What is expected
Reproduce the data word for word, starting at its first line and stopping after the line that contains "commit-message[interactable]: Merge pull request #3".
================================
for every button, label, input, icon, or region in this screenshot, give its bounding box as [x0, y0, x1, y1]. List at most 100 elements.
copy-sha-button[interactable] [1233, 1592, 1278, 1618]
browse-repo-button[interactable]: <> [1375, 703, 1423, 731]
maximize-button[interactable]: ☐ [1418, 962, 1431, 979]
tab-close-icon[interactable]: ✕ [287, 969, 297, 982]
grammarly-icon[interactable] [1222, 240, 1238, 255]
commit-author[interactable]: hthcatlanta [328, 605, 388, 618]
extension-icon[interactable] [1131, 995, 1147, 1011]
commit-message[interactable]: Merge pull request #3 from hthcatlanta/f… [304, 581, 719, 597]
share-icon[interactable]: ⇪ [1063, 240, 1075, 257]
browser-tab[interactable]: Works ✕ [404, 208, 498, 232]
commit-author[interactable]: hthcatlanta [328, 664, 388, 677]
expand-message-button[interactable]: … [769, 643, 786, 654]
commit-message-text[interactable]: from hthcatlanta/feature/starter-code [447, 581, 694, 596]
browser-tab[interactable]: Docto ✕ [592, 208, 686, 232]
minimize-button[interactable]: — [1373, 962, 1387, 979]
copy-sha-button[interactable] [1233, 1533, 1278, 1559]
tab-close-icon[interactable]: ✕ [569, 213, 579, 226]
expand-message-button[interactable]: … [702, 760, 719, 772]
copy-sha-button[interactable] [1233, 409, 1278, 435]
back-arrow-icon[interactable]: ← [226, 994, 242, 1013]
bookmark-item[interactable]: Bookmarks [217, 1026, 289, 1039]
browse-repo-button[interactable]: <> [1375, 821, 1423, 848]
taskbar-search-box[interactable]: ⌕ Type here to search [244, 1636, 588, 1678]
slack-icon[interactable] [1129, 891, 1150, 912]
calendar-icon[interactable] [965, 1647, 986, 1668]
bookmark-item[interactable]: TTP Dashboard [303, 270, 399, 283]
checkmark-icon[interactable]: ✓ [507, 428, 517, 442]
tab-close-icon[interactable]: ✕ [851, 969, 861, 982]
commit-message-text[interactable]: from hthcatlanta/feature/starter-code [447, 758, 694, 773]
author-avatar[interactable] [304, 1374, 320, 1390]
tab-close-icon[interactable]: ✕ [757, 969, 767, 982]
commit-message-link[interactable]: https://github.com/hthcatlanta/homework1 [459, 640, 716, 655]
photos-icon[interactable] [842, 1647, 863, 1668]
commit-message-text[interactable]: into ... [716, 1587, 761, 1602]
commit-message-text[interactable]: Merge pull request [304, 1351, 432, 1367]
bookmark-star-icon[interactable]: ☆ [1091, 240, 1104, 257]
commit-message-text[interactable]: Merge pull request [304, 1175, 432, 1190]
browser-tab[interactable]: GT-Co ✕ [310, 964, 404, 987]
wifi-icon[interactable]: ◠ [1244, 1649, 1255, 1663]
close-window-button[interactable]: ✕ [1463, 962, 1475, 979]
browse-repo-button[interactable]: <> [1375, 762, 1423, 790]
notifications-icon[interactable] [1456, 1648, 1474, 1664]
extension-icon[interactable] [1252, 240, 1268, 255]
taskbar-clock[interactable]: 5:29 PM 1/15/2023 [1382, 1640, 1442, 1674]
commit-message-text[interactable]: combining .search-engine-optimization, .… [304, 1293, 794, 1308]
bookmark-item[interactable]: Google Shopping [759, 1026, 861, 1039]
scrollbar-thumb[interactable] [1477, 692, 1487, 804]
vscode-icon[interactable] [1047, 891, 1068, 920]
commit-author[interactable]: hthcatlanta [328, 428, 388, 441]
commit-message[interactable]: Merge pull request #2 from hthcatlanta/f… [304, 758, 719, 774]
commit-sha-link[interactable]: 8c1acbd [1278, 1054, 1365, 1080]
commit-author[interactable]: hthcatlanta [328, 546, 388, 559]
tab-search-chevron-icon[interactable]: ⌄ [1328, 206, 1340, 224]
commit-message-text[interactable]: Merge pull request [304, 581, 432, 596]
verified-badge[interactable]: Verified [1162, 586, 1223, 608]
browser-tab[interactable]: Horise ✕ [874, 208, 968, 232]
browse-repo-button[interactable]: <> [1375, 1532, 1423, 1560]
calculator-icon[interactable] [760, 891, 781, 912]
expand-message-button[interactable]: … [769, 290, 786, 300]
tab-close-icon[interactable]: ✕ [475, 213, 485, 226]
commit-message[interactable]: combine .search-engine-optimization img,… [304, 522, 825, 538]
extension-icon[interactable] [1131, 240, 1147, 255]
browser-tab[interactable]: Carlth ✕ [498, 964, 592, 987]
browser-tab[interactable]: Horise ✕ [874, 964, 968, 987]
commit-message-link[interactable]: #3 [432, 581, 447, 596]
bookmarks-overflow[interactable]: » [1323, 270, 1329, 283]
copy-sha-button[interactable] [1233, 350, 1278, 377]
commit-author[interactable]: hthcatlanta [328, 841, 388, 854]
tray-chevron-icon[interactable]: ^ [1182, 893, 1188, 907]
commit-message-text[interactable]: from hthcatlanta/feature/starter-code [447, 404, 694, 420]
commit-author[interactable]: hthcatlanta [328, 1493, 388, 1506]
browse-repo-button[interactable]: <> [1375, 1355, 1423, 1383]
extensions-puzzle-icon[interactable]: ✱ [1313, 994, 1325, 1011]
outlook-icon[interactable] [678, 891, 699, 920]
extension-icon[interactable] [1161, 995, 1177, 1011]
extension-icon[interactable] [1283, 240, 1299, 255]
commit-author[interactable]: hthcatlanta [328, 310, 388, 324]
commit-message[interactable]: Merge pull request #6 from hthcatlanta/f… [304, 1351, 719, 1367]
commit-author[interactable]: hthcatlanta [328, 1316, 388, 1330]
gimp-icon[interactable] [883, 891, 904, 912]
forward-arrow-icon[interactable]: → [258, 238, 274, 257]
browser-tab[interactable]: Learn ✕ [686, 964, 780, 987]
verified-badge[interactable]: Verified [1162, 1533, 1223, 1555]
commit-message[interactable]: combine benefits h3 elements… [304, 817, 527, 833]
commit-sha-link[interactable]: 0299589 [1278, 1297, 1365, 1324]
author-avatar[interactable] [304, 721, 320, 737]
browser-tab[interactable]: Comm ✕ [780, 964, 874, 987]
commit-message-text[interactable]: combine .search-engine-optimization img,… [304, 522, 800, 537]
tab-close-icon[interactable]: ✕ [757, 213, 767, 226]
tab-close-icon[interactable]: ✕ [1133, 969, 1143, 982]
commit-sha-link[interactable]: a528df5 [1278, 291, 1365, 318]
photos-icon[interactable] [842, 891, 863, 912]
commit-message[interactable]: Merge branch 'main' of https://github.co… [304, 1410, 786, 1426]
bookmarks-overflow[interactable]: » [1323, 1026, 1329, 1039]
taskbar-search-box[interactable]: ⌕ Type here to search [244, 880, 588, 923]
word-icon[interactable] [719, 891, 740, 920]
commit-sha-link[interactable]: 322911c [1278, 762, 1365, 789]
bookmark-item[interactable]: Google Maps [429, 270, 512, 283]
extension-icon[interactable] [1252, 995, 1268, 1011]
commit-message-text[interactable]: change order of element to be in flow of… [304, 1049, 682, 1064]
================================
Reply to the exercise
for every button, label, input, icon, or region in this screenshot, give its bounding box as [x0, y0, x1, y1]. List at most 100 elements.
copy-sha-button[interactable] [1233, 1592, 1278, 1618]
browse-repo-button[interactable]: <> [1375, 703, 1423, 731]
maximize-button[interactable]: ☐ [1418, 962, 1431, 979]
tab-close-icon[interactable]: ✕ [287, 969, 297, 982]
grammarly-icon[interactable] [1222, 240, 1238, 255]
commit-author[interactable]: hthcatlanta [328, 605, 388, 618]
extension-icon[interactable] [1131, 995, 1147, 1011]
commit-message[interactable]: Merge pull request #3 from hthcatlanta/f… [304, 581, 719, 597]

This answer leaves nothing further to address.